_What this task involves_
Repeat the entries below exactly as they appear, with no pictures.

Dataset entries on figures:
- - -

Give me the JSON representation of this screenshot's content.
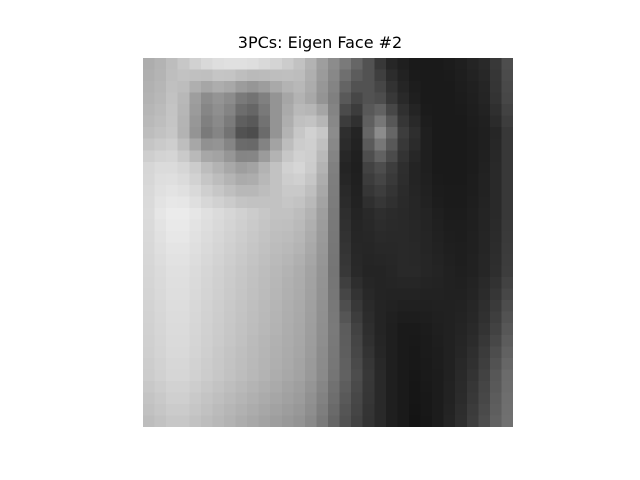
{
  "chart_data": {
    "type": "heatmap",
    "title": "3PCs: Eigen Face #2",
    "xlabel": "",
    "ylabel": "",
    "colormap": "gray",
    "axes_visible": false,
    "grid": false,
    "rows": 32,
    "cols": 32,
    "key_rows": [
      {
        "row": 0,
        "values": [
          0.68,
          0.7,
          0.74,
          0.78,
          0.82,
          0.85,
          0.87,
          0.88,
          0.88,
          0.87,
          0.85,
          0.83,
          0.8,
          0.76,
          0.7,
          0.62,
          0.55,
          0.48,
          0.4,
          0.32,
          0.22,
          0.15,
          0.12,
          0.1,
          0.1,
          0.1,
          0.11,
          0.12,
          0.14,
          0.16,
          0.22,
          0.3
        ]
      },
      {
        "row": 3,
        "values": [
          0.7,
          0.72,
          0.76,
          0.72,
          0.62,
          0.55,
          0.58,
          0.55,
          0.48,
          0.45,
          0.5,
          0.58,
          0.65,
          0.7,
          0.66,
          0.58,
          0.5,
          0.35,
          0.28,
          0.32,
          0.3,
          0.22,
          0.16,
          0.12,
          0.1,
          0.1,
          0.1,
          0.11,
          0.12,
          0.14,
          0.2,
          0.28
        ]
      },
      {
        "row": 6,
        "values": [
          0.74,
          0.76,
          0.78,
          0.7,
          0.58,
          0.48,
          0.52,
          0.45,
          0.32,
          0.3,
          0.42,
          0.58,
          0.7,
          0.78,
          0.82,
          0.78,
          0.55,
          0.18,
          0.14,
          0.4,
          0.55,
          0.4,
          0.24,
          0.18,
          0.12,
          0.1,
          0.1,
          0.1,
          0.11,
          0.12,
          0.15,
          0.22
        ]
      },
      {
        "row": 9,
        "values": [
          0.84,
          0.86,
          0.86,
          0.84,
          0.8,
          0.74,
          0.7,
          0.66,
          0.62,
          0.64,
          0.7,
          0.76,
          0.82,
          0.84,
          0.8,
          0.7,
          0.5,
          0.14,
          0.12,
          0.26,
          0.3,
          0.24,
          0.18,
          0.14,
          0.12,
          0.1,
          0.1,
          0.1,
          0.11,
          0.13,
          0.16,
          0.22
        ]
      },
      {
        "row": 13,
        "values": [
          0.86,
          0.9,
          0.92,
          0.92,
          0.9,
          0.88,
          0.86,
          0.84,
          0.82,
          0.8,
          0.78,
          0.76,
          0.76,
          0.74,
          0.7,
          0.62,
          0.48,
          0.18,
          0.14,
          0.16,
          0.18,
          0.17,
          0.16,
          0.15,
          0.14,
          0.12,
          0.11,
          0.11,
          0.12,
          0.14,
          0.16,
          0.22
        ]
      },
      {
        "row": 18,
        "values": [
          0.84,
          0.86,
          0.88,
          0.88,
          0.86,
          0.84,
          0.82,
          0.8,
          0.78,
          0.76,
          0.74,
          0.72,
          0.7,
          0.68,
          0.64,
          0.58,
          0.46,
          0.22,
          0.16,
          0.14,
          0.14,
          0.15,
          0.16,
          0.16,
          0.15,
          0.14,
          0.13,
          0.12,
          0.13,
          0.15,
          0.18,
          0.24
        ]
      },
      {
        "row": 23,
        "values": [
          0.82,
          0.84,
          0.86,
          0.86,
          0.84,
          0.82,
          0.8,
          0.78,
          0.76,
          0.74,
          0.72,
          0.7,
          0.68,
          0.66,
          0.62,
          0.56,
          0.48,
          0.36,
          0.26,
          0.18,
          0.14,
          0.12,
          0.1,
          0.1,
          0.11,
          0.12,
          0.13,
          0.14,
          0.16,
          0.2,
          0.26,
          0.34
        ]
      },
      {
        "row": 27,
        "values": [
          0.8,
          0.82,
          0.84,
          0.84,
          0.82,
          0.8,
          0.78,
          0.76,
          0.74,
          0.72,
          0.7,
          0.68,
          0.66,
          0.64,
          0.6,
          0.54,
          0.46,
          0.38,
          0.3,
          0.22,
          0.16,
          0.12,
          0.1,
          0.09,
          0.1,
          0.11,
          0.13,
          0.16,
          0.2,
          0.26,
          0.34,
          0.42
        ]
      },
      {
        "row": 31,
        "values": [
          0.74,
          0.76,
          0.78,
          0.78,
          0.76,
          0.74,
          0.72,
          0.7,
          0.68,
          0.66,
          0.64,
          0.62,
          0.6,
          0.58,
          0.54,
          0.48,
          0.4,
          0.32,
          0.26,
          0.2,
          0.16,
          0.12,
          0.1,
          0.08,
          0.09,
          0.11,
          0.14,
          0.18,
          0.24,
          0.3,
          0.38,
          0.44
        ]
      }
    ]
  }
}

- - -

_Output of the exercise_
Give me the JSON representation of this screenshot's content.
{
  "chart_data": {
    "type": "heatmap",
    "title": "3PCs: Eigen Face #2",
    "xlabel": "",
    "ylabel": "",
    "colormap": "gray",
    "axes_visible": false,
    "grid": false,
    "rows": 32,
    "cols": 32,
    "key_rows": [
      {
        "row": 0,
        "values": [
          0.68,
          0.7,
          0.74,
          0.78,
          0.82,
          0.85,
          0.87,
          0.88,
          0.88,
          0.87,
          0.85,
          0.83,
          0.8,
          0.76,
          0.7,
          0.62,
          0.55,
          0.48,
          0.4,
          0.32,
          0.22,
          0.15,
          0.12,
          0.1,
          0.1,
          0.1,
          0.11,
          0.12,
          0.14,
          0.16,
          0.22,
          0.3
        ]
      },
      {
        "row": 3,
        "values": [
          0.7,
          0.72,
          0.76,
          0.72,
          0.62,
          0.55,
          0.58,
          0.55,
          0.48,
          0.45,
          0.5,
          0.58,
          0.65,
          0.7,
          0.66,
          0.58,
          0.5,
          0.35,
          0.28,
          0.32,
          0.3,
          0.22,
          0.16,
          0.12,
          0.1,
          0.1,
          0.1,
          0.11,
          0.12,
          0.14,
          0.2,
          0.28
        ]
      },
      {
        "row": 6,
        "values": [
          0.74,
          0.76,
          0.78,
          0.7,
          0.58,
          0.48,
          0.52,
          0.45,
          0.32,
          0.3,
          0.42,
          0.58,
          0.7,
          0.78,
          0.82,
          0.78,
          0.55,
          0.18,
          0.14,
          0.4,
          0.55,
          0.4,
          0.24,
          0.18,
          0.12,
          0.1,
          0.1,
          0.1,
          0.11,
          0.12,
          0.15,
          0.22
        ]
      },
      {
        "row": 9,
        "values": [
          0.84,
          0.86,
          0.86,
          0.84,
          0.8,
          0.74,
          0.7,
          0.66,
          0.62,
          0.64,
          0.7,
          0.76,
          0.82,
          0.84,
          0.8,
          0.7,
          0.5,
          0.14,
          0.12,
          0.26,
          0.3,
          0.24,
          0.18,
          0.14,
          0.12,
          0.1,
          0.1,
          0.1,
          0.11,
          0.13,
          0.16,
          0.22
        ]
      },
      {
        "row": 13,
        "values": [
          0.86,
          0.9,
          0.92,
          0.92,
          0.9,
          0.88,
          0.86,
          0.84,
          0.82,
          0.8,
          0.78,
          0.76,
          0.76,
          0.74,
          0.7,
          0.62,
          0.48,
          0.18,
          0.14,
          0.16,
          0.18,
          0.17,
          0.16,
          0.15,
          0.14,
          0.12,
          0.11,
          0.11,
          0.12,
          0.14,
          0.16,
          0.22
        ]
      },
      {
        "row": 18,
        "values": [
          0.84,
          0.86,
          0.88,
          0.88,
          0.86,
          0.84,
          0.82,
          0.8,
          0.78,
          0.76,
          0.74,
          0.72,
          0.7,
          0.68,
          0.64,
          0.58,
          0.46,
          0.22,
          0.16,
          0.14,
          0.14,
          0.15,
          0.16,
          0.16,
          0.15,
          0.14,
          0.13,
          0.12,
          0.13,
          0.15,
          0.18,
          0.24
        ]
      },
      {
        "row": 23,
        "values": [
          0.82,
          0.84,
          0.86,
          0.86,
          0.84,
          0.82,
          0.8,
          0.78,
          0.76,
          0.74,
          0.72,
          0.7,
          0.68,
          0.66,
          0.62,
          0.56,
          0.48,
          0.36,
          0.26,
          0.18,
          0.14,
          0.12,
          0.1,
          0.1,
          0.11,
          0.12,
          0.13,
          0.14,
          0.16,
          0.2,
          0.26,
          0.34
        ]
      },
      {
        "row": 27,
        "values": [
          0.8,
          0.82,
          0.84,
          0.84,
          0.82,
          0.8,
          0.78,
          0.76,
          0.74,
          0.72,
          0.7,
          0.68,
          0.66,
          0.64,
          0.6,
          0.54,
          0.46,
          0.38,
          0.3,
          0.22,
          0.16,
          0.12,
          0.1,
          0.09,
          0.1,
          0.11,
          0.13,
          0.16,
          0.2,
          0.26,
          0.34,
          0.42
        ]
      },
      {
        "row": 31,
        "values": [
          0.74,
          0.76,
          0.78,
          0.78,
          0.76,
          0.74,
          0.72,
          0.7,
          0.68,
          0.66,
          0.64,
          0.62,
          0.6,
          0.58,
          0.54,
          0.48,
          0.4,
          0.32,
          0.26,
          0.2,
          0.16,
          0.12,
          0.1,
          0.08,
          0.09,
          0.11,
          0.14,
          0.18,
          0.24,
          0.3,
          0.38,
          0.44
        ]
      }
    ]
  }
}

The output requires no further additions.